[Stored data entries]
## BEGIN
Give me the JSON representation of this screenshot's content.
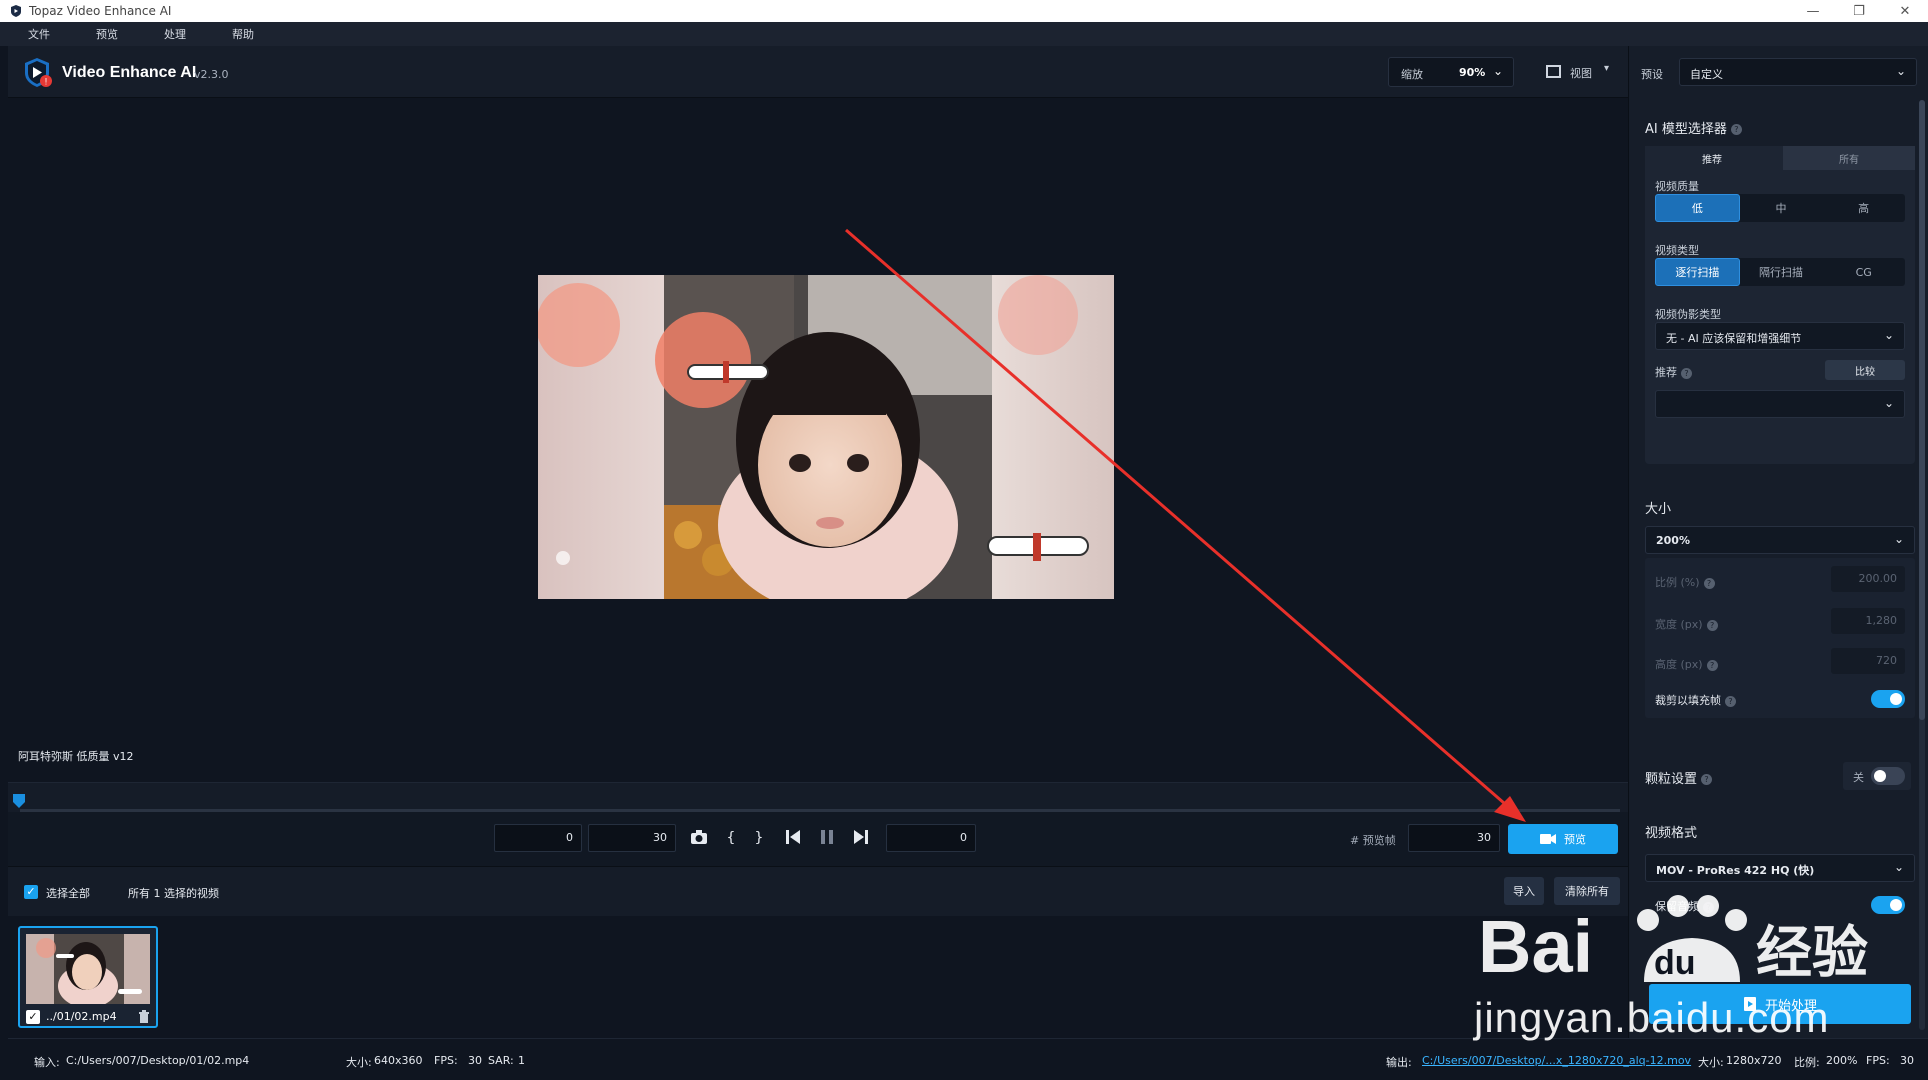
{
  "window": {
    "title": "Topaz Video Enhance AI"
  },
  "menu": {
    "items": [
      "文件",
      "预览",
      "处理",
      "帮助"
    ]
  },
  "header": {
    "app_name": "Video Enhance AI",
    "version": "v2.3.0",
    "zoom_label": "缩放",
    "zoom_value": "90%",
    "view_label": "视图"
  },
  "viewport": {
    "caption": "阿耳特弥斯 低质量 v12"
  },
  "transport": {
    "in_frame": "0",
    "out_frame": "30",
    "current_frame": "0",
    "preview_frames_label": "# 预览帧",
    "preview_frames_value": "30",
    "preview_button": "预览"
  },
  "filebar": {
    "select_all": "选择全部",
    "selection_count": "所有 1 选择的视频",
    "import_button": "导入",
    "clear_all_button": "清除所有"
  },
  "thumbnail": {
    "name": "../01/02.mp4",
    "checked": true
  },
  "status": {
    "input_label": "输入:",
    "input_path": "C:/Users/007/Desktop/01/02.mp4",
    "size_label": "大小:",
    "size_value": "640x360",
    "fps_label": "FPS:",
    "fps_value": "30",
    "sar_label": "SAR:",
    "sar_value": "1",
    "output_label": "输出:",
    "output_path": "C:/Users/007/Desktop/...x_1280x720_alq-12.mov",
    "out_size_label": "大小:",
    "out_size_value": "1280x720",
    "ratio_label": "比例:",
    "ratio_value": "200%",
    "out_fps_label": "FPS:",
    "out_fps_value": "30"
  },
  "panel": {
    "preset_label": "预设",
    "preset_value": "自定义",
    "ai_title": "AI 模型选择器",
    "tabs": [
      "推荐",
      "所有"
    ],
    "quality_label": "视频质量",
    "quality_options": [
      "低",
      "中",
      "高"
    ],
    "type_label": "视频类型",
    "type_options": [
      "逐行扫描",
      "隔行扫描",
      "CG"
    ],
    "artifact_label": "视频伪影类型",
    "artifact_value": "无 - AI 应该保留和增强细节",
    "recommend_label": "推荐",
    "compare_button": "比较",
    "recommend_value": "",
    "size_title": "大小",
    "size_value": "200%",
    "scale_label": "比例 (%)",
    "scale_value": "200.00",
    "width_label": "宽度 (px)",
    "width_value": "1,280",
    "height_label": "高度 (px)",
    "height_value": "720",
    "crop_label": "裁剪以填充帧",
    "crop_on": true,
    "grain_title": "颗粒设置",
    "grain_toggle_label": "关",
    "format_title": "视频格式",
    "format_value": "MOV - ProRes 422 HQ (快)",
    "audio_label": "保留音频",
    "audio_on": true,
    "start_button": "开始处理"
  },
  "watermark": {
    "text": "jingyan.baidu.com",
    "brand": "Baidu 经验"
  },
  "colors": {
    "accent": "#1aa3f0",
    "background": "#0f1520",
    "panel": "#161d29",
    "arrow": "#e8302a"
  }
}
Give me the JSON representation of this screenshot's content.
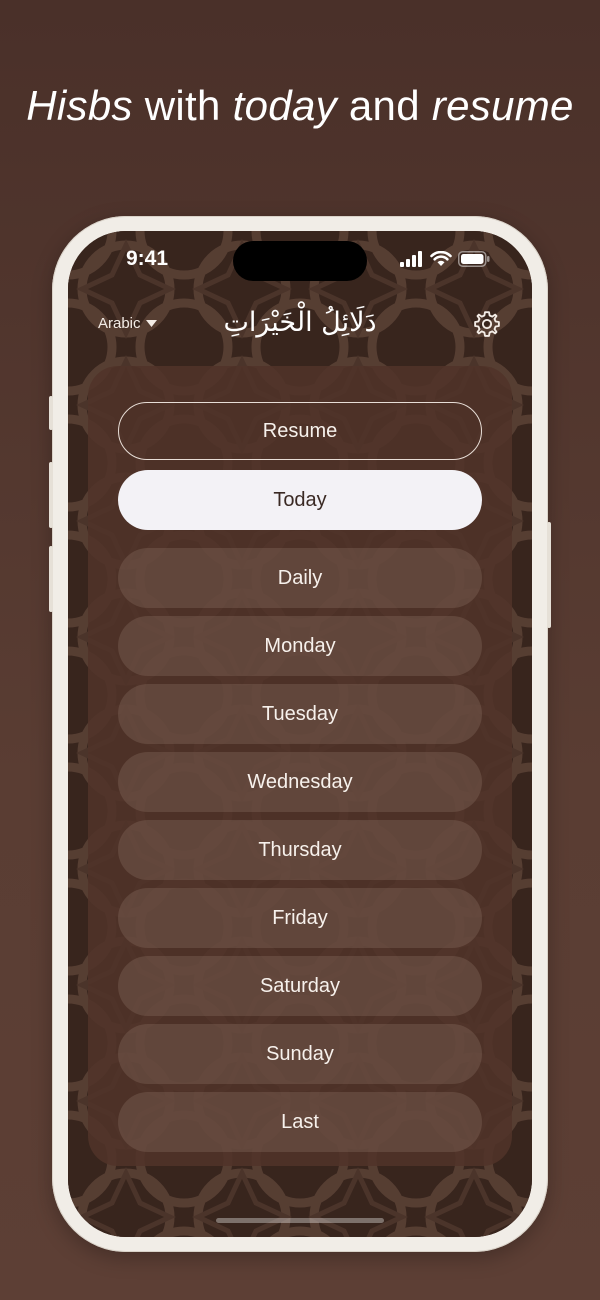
{
  "headline": {
    "part1": "Hisbs",
    "part2": " with ",
    "part3": "today",
    "part4": " and ",
    "part5": "resume"
  },
  "status_bar": {
    "time": "9:41"
  },
  "header": {
    "language": "Arabic",
    "title": "دَلَائِلُ الْخَيْرَاتِ"
  },
  "buttons": {
    "resume": "Resume",
    "today": "Today"
  },
  "days": [
    "Daily",
    "Monday",
    "Tuesday",
    "Wednesday",
    "Thursday",
    "Friday",
    "Saturday",
    "Sunday",
    "Last"
  ],
  "colors": {
    "background": "#5a3d33",
    "phone_frame": "#f1ede7",
    "screen_bg": "#3d2820",
    "today_button_bg": "#f3f2f6"
  },
  "icons": {
    "language_dropdown": "caret-down-icon",
    "settings": "gear-icon",
    "signal": "signal-icon",
    "wifi": "wifi-icon",
    "battery": "battery-icon"
  }
}
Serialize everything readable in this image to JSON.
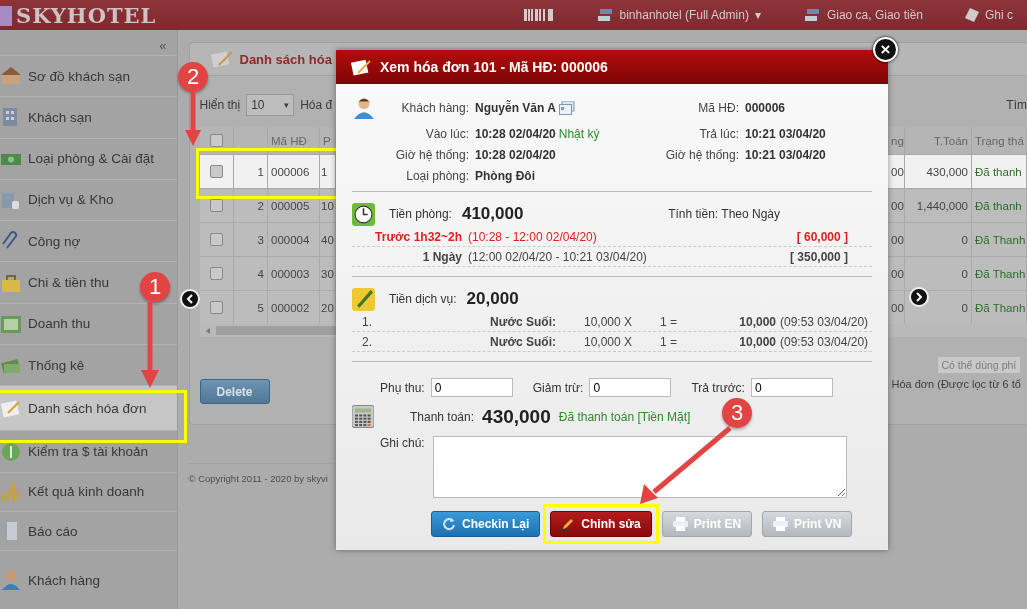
{
  "header": {
    "logo": "SKYHOTEL",
    "account": "binhanhotel (Full Admin)",
    "caret": "▾",
    "links": [
      "Giao ca, Giao tiền",
      "Ghi c"
    ]
  },
  "sidebar": {
    "collapse": "«",
    "items": [
      {
        "label": "Sơ đồ khách sạn",
        "selected": false
      },
      {
        "label": "Khách sạn",
        "selected": false
      },
      {
        "label": "Loại phòng & Cài đặt",
        "selected": false
      },
      {
        "label": "Dịch vụ & Kho",
        "selected": false
      },
      {
        "label": "Công nợ",
        "selected": false
      },
      {
        "label": "Chi & tiền thu",
        "selected": false
      },
      {
        "label": "Doanh thu",
        "selected": false
      },
      {
        "label": "Thống kê",
        "selected": false
      },
      {
        "label": "Danh sách hóa đơn",
        "selected": true
      },
      {
        "label": "Kiểm tra $ tài khoản",
        "selected": false
      },
      {
        "label": "Kết quả kinh doanh",
        "selected": false
      },
      {
        "label": "Báo cáo",
        "selected": false
      },
      {
        "label": "Khách hàng",
        "selected": false
      }
    ]
  },
  "panel": {
    "title": "Danh sách hóa",
    "show_label": "Hiển thị",
    "page_size": "10",
    "show_suffix": "Hóa đ",
    "search_label": "Tìm",
    "all_checked": false,
    "columns": [
      "",
      "Mã HĐ",
      "P",
      "ng",
      "T.Toán",
      "Trạng thá"
    ],
    "rows": [
      {
        "selected": true,
        "checked": false,
        "cells": [
          "1",
          "000006",
          "1",
          "00",
          "430,000",
          "Đã thanh"
        ]
      },
      {
        "selected": false,
        "checked": false,
        "cells": [
          "2",
          "000005",
          "10",
          "00",
          "1,440,000",
          "Đã thanh"
        ]
      },
      {
        "selected": false,
        "checked": false,
        "cells": [
          "3",
          "000004",
          "40",
          "00",
          "0",
          "Đã Thanh"
        ]
      },
      {
        "selected": false,
        "checked": false,
        "cells": [
          "4",
          "000003",
          "30",
          "00",
          "0",
          "Đã Thanh"
        ]
      },
      {
        "selected": false,
        "checked": false,
        "cells": [
          "5",
          "000002",
          "20",
          "00",
          "0",
          "Đã Thanh"
        ]
      }
    ],
    "hint": "Có thể dùng phí",
    "summary": "Hóa đơn (Được lọc từ 6 tổ",
    "delete": "Delete"
  },
  "copyright": "© Copyright 2011 - 2020 by skyvi",
  "modal": {
    "title": "Xem hóa đơn 101 - Mã HĐ: 000006",
    "close": "×",
    "info": [
      {
        "label": "Khách hàng:",
        "value": "Nguyễn Văn A",
        "card": true,
        "label2": "Mã HĐ:",
        "value2": "000006"
      },
      {
        "label": "Vào lúc:",
        "value": "10:28 02/04/20",
        "extra": "Nhật ký",
        "card": false,
        "label2": "Trả lúc:",
        "value2": "10:21 03/04/20"
      },
      {
        "label": "Giờ hệ thống:",
        "value": "10:28 02/04/20",
        "card": false,
        "label2": "Giờ hệ thống:",
        "value2": "10:21 03/04/20"
      },
      {
        "label": "Loại phòng:",
        "value": "Phòng Đôi",
        "card": false
      }
    ],
    "room": {
      "label": "Tiền phòng:",
      "amount": "410,000",
      "mode": "Tính tiền: Theo Ngày",
      "lines": [
        {
          "kind": "warning",
          "name": "Trước 1h32~2h",
          "range": "(10:28 - 12:00 02/04/20)",
          "price": "[ 60,000 ]"
        },
        {
          "kind": "normal",
          "name": "1 Ngày",
          "range": "(12:00 02/04/20 - 10:21 03/04/20)",
          "price": "[ 350,000 ]"
        }
      ]
    },
    "service": {
      "label": "Tiền dịch vụ:",
      "amount": "20,000",
      "lines": [
        {
          "no": "1.",
          "item": "Nước Suối:",
          "price": "10,000 X",
          "qty": "1 =",
          "total": "10,000",
          "time": "(09:53 03/04/20)"
        },
        {
          "no": "2.",
          "item": "Nước Suối:",
          "price": "10,000 X",
          "qty": "1 =",
          "total": "10,000",
          "time": "(09:53 03/04/20)"
        }
      ]
    },
    "fields": [
      {
        "label": "Phụ thu:",
        "value": "0"
      },
      {
        "label": "Giảm trừ:",
        "value": "0"
      },
      {
        "label": "Trả trước:",
        "value": "0"
      }
    ],
    "payment": {
      "label": "Thanh toán:",
      "amount": "430,000",
      "status": "Đã thanh toán [Tiền Mặt]"
    },
    "note": {
      "label": "Ghi chú:"
    },
    "buttons": [
      {
        "kind": "checkin",
        "label": "Checkin Lại"
      },
      {
        "kind": "edit",
        "label": "Chỉnh sửa"
      },
      {
        "kind": "print",
        "label": "Print EN"
      },
      {
        "kind": "print",
        "label": "Print VN"
      }
    ]
  },
  "annotations": [
    "1",
    "2",
    "3"
  ]
}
## END
[WHAT YOU ARE ASKED TO DO]
Across the material above, how many lines include the string "price"? Only the number is wanted.

[CORRECT ANSWER]
4